Exercise data:
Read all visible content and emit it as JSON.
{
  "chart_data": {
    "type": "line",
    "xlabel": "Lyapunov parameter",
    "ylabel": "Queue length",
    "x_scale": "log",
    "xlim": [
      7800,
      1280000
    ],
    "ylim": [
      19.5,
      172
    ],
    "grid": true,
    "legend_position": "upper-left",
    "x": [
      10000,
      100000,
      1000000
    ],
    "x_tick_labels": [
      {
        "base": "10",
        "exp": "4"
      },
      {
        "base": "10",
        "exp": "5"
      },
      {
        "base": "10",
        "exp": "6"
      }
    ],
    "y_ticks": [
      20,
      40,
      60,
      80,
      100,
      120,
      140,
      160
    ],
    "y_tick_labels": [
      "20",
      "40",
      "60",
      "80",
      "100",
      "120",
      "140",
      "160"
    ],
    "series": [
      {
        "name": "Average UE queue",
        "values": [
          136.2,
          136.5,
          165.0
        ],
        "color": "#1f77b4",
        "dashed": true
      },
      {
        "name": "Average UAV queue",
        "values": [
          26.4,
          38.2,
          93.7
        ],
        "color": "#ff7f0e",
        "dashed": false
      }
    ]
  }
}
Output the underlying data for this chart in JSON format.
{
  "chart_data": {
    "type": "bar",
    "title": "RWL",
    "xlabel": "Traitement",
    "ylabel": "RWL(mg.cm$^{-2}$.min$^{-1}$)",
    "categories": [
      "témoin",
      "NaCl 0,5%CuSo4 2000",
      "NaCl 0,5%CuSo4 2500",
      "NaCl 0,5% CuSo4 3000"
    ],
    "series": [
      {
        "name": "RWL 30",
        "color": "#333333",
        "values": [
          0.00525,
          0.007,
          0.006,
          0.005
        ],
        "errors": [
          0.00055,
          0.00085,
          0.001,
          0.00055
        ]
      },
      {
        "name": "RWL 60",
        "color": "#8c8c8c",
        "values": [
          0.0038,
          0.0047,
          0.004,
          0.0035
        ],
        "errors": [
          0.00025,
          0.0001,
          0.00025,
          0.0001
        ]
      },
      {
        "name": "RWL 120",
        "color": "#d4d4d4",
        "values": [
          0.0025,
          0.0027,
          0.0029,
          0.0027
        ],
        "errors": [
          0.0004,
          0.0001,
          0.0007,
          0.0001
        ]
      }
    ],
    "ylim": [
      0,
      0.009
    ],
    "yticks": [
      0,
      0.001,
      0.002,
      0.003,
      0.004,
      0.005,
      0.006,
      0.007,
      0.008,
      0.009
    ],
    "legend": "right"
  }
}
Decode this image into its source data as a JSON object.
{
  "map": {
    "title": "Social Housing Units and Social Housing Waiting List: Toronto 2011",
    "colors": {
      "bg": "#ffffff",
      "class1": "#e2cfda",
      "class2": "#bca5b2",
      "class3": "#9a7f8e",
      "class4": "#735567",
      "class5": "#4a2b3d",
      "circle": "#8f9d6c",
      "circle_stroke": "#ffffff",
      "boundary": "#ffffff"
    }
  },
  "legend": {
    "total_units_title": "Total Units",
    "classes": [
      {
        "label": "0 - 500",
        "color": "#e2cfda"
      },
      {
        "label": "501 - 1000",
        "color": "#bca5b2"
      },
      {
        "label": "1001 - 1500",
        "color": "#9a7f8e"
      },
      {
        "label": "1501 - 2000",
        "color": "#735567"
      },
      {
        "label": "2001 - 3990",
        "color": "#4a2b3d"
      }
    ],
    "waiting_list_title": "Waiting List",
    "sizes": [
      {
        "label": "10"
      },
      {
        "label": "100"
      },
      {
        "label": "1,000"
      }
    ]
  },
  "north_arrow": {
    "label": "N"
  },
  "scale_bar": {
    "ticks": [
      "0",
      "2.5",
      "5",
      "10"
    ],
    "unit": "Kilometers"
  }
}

Exercise instructions: Repeat the records above exactly, leaving none out.

Answer to the exercise:
Read all visible content and emit it as JSON.
{
  "chart_data": {
    "type": "line",
    "xlabel": "Lyapunov parameter",
    "ylabel": "Queue length",
    "x_scale": "log",
    "xlim": [
      7800,
      1280000
    ],
    "ylim": [
      19.5,
      172
    ],
    "grid": true,
    "legend_position": "upper-left",
    "x": [
      10000,
      100000,
      1000000
    ],
    "x_tick_labels": [
      {
        "base": "10",
        "exp": "4"
      },
      {
        "base": "10",
        "exp": "5"
      },
      {
        "base": "10",
        "exp": "6"
      }
    ],
    "y_ticks": [
      20,
      40,
      60,
      80,
      100,
      120,
      140,
      160
    ],
    "y_tick_labels": [
      "20",
      "40",
      "60",
      "80",
      "100",
      "120",
      "140",
      "160"
    ],
    "series": [
      {
        "name": "Average UE queue",
        "values": [
          136.2,
          136.5,
          165.0
        ],
        "color": "#1f77b4",
        "dashed": true
      },
      {
        "name": "Average UAV queue",
        "values": [
          26.4,
          38.2,
          93.7
        ],
        "color": "#ff7f0e",
        "dashed": false
      }
    ]
  }
}
Output the underlying data for this chart in JSON format.
{
  "chart_data": {
    "type": "bar",
    "title": "RWL",
    "xlabel": "Traitement",
    "ylabel": "RWL(mg.cm$^{-2}$.min$^{-1}$)",
    "categories": [
      "témoin",
      "NaCl 0,5%CuSo4 2000",
      "NaCl 0,5%CuSo4 2500",
      "NaCl 0,5% CuSo4 3000"
    ],
    "series": [
      {
        "name": "RWL 30",
        "color": "#333333",
        "values": [
          0.00525,
          0.007,
          0.006,
          0.005
        ],
        "errors": [
          0.00055,
          0.00085,
          0.001,
          0.00055
        ]
      },
      {
        "name": "RWL 60",
        "color": "#8c8c8c",
        "values": [
          0.0038,
          0.0047,
          0.004,
          0.0035
        ],
        "errors": [
          0.00025,
          0.0001,
          0.00025,
          0.0001
        ]
      },
      {
        "name": "RWL 120",
        "color": "#d4d4d4",
        "values": [
          0.0025,
          0.0027,
          0.0029,
          0.0027
        ],
        "errors": [
          0.0004,
          0.0001,
          0.0007,
          0.0001
        ]
      }
    ],
    "ylim": [
      0,
      0.009
    ],
    "yticks": [
      0,
      0.001,
      0.002,
      0.003,
      0.004,
      0.005,
      0.006,
      0.007,
      0.008,
      0.009
    ],
    "legend": "right"
  }
}
Decode this image into its source data as a JSON object.
{
  "map": {
    "title": "Social Housing Units and Social Housing Waiting List: Toronto 2011",
    "colors": {
      "bg": "#ffffff",
      "class1": "#e2cfda",
      "class2": "#bca5b2",
      "class3": "#9a7f8e",
      "class4": "#735567",
      "class5": "#4a2b3d",
      "circle": "#8f9d6c",
      "circle_stroke": "#ffffff",
      "boundary": "#ffffff"
    }
  },
  "legend": {
    "total_units_title": "Total Units",
    "classes": [
      {
        "label": "0 - 500",
        "color": "#e2cfda"
      },
      {
        "label": "501 - 1000",
        "color": "#bca5b2"
      },
      {
        "label": "1001 - 1500",
        "color": "#9a7f8e"
      },
      {
        "label": "1501 - 2000",
        "color": "#735567"
      },
      {
        "label": "2001 - 3990",
        "color": "#4a2b3d"
      }
    ],
    "waiting_list_title": "Waiting List",
    "sizes": [
      {
        "label": "10"
      },
      {
        "label": "100"
      },
      {
        "label": "1,000"
      }
    ]
  },
  "north_arrow": {
    "label": "N"
  },
  "scale_bar": {
    "ticks": [
      "0",
      "2.5",
      "5",
      "10"
    ],
    "unit": "Kilometers"
  }
}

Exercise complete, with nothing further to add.